Challenge →
Each entry that follows is to be retyped exactly. Pictures do not belong in the copy.

Supplied information →
— START —

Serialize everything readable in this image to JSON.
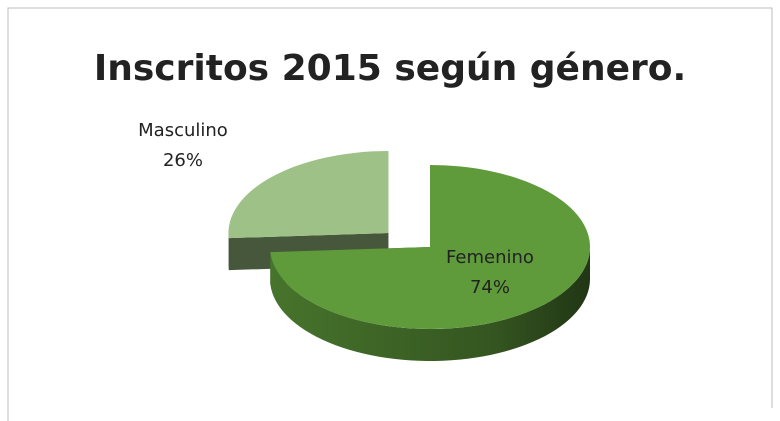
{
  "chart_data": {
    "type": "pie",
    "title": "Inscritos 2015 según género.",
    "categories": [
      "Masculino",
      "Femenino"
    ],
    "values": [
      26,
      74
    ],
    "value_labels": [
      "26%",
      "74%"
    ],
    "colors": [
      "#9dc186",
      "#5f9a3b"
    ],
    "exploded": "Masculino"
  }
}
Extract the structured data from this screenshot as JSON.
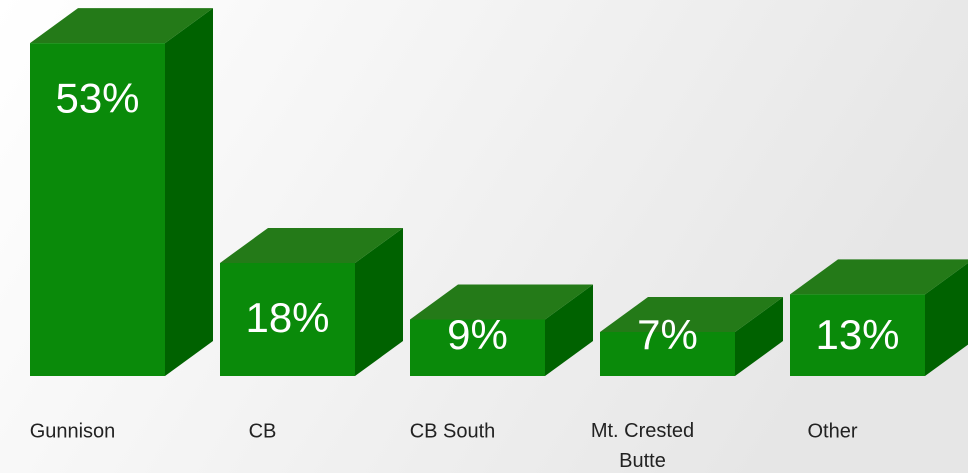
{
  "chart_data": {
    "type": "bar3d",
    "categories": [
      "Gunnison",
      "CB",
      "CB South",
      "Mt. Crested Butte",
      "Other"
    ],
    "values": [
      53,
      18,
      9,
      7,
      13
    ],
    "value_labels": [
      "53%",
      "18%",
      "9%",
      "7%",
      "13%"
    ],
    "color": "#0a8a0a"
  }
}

— END —

Written response →
Serialize everything readable in this image to JSON.
{
  "chart_data": {
    "type": "pie",
    "title": "Inscritos 2015 según género.",
    "categories": [
      "Masculino",
      "Femenino"
    ],
    "values": [
      26,
      74
    ],
    "value_labels": [
      "26%",
      "74%"
    ],
    "colors": [
      "#9dc186",
      "#5f9a3b"
    ],
    "exploded": "Masculino"
  }
}
Extract the structured data from this screenshot as JSON.
{
  "chart_data": {
    "type": "bar3d",
    "categories": [
      "Gunnison",
      "CB",
      "CB South",
      "Mt. Crested Butte",
      "Other"
    ],
    "values": [
      53,
      18,
      9,
      7,
      13
    ],
    "value_labels": [
      "53%",
      "18%",
      "9%",
      "7%",
      "13%"
    ],
    "color": "#0a8a0a"
  }
}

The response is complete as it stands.